SUPPLIED DATA:
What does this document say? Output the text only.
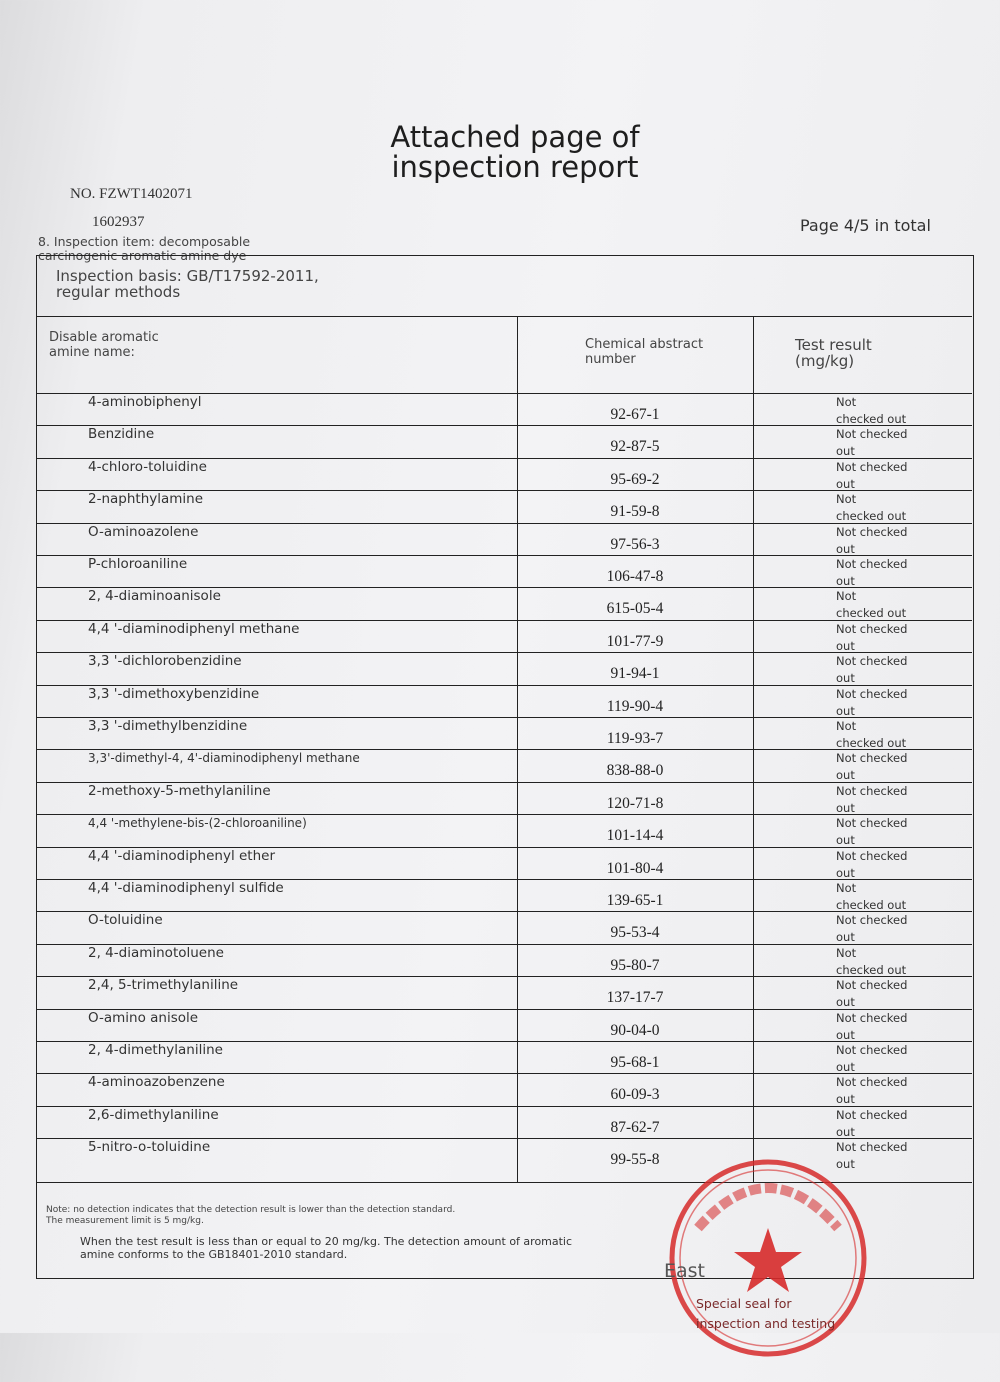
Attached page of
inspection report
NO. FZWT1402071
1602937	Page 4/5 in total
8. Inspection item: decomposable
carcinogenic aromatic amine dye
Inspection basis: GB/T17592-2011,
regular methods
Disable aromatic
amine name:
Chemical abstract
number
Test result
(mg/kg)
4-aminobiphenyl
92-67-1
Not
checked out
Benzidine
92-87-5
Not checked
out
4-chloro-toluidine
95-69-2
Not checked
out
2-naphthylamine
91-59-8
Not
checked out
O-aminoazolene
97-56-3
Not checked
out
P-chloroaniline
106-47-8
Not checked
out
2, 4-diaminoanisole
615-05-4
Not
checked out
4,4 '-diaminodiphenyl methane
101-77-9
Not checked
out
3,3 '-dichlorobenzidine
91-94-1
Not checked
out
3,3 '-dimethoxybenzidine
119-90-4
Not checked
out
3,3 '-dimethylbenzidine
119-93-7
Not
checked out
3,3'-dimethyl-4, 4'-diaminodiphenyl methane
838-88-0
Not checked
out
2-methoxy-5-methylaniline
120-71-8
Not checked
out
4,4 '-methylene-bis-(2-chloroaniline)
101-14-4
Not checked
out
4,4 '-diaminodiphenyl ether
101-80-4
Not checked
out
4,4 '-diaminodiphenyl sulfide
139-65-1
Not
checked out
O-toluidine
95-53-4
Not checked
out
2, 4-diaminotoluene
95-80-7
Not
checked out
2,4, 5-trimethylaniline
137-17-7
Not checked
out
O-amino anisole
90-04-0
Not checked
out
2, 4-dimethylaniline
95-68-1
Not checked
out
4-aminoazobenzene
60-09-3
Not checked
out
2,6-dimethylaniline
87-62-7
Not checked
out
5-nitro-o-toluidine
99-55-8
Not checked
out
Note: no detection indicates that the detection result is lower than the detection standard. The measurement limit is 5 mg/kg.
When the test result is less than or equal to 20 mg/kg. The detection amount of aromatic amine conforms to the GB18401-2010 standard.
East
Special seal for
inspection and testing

* * *

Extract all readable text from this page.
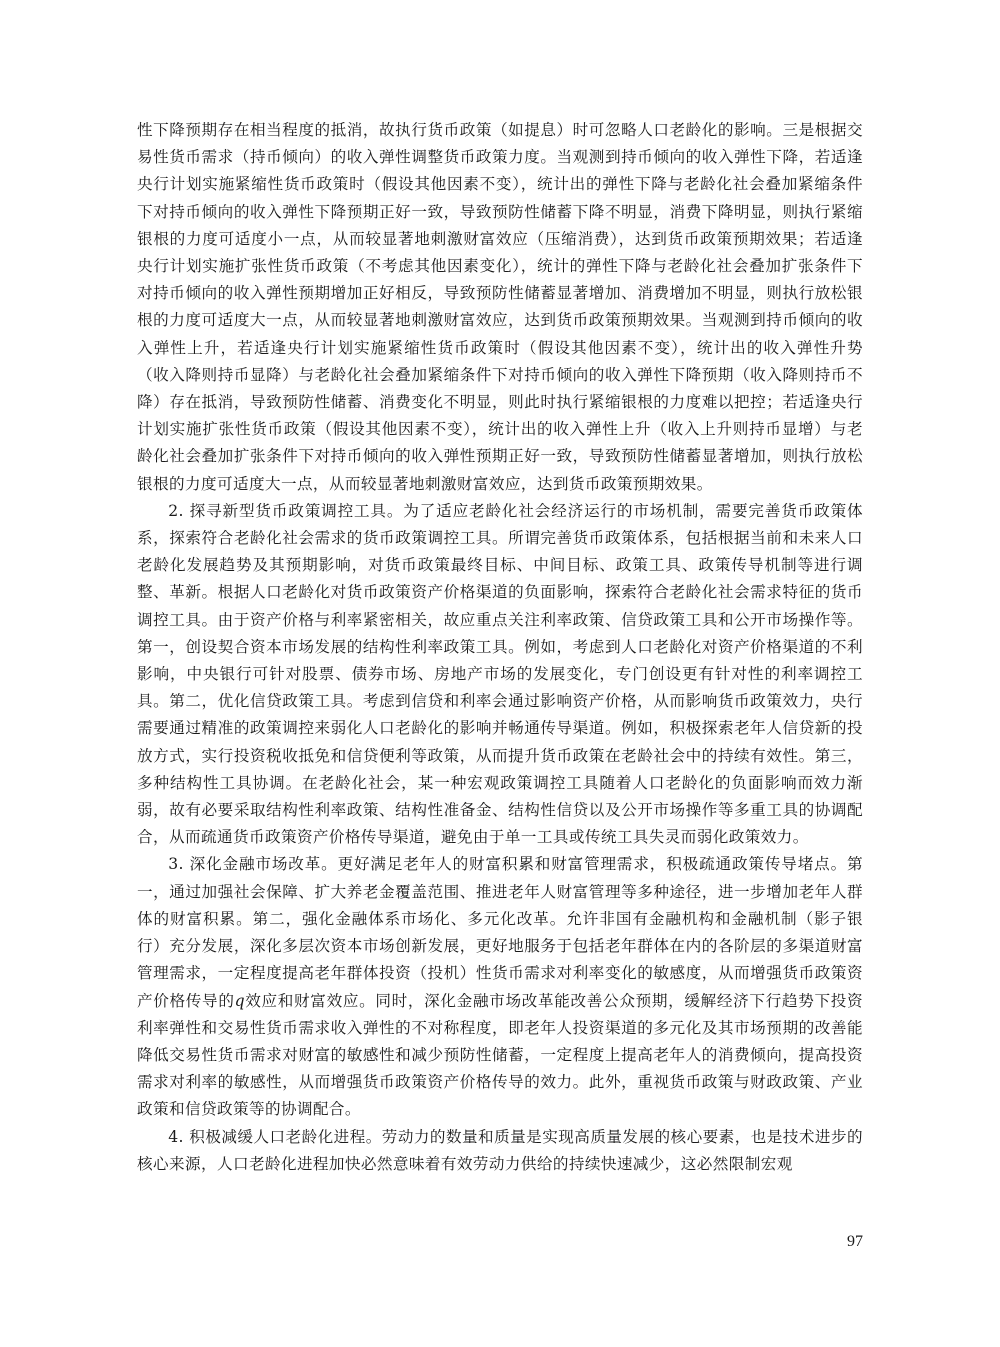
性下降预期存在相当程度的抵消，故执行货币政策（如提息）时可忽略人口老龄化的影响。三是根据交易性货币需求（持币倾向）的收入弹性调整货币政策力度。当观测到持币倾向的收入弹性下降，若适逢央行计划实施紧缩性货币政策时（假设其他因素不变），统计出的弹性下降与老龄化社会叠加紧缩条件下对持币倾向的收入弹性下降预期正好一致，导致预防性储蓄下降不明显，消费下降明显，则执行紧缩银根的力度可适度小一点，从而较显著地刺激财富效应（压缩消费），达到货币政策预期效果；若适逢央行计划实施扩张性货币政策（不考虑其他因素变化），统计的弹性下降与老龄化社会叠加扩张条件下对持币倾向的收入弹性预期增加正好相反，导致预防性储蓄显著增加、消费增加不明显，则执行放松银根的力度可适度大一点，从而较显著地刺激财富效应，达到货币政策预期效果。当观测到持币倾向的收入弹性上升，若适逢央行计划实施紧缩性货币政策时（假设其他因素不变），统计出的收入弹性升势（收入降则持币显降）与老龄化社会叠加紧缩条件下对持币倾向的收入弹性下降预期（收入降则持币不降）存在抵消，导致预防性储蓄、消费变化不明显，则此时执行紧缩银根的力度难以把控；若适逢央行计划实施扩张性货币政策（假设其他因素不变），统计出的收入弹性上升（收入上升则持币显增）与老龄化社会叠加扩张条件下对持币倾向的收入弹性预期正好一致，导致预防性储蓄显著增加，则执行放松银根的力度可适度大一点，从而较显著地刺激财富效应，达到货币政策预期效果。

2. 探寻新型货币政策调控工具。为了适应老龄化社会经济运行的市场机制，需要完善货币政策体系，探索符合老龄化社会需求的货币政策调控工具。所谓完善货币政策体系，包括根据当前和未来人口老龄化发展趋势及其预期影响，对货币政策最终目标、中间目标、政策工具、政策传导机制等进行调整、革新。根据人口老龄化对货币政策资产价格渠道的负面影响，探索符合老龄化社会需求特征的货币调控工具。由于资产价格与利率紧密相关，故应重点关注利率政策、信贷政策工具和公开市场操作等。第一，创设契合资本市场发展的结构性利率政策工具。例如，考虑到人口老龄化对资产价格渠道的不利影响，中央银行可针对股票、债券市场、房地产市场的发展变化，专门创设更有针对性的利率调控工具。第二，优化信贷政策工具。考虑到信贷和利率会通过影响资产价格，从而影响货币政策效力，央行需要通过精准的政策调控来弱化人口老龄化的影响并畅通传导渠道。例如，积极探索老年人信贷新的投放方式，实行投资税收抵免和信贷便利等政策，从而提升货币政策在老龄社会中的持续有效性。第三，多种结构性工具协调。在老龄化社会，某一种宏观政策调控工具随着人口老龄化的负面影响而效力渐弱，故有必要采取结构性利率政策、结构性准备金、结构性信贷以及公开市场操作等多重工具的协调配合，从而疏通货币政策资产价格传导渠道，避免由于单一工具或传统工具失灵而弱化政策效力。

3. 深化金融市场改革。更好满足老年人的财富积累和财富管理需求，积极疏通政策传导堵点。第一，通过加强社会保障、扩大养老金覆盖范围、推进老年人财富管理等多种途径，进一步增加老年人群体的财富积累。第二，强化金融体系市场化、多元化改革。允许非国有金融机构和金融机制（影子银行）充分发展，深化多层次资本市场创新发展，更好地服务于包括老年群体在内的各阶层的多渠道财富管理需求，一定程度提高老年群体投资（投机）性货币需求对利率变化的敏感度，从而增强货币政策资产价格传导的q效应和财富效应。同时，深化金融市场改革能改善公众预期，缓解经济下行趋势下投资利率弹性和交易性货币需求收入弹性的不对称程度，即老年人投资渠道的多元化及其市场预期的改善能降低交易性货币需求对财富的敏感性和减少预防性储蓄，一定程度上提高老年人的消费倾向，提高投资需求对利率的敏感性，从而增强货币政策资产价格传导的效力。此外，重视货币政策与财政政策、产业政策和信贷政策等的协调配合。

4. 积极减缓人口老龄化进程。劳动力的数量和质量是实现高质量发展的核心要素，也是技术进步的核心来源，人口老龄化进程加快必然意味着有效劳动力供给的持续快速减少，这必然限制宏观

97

GIVEN REQUEST: Which lines above contain "chloroaniline"? Show each of them.

IN RESPONSE:
P-chloroaniline
4,4 '-methylene-bis-(2-chloroaniline)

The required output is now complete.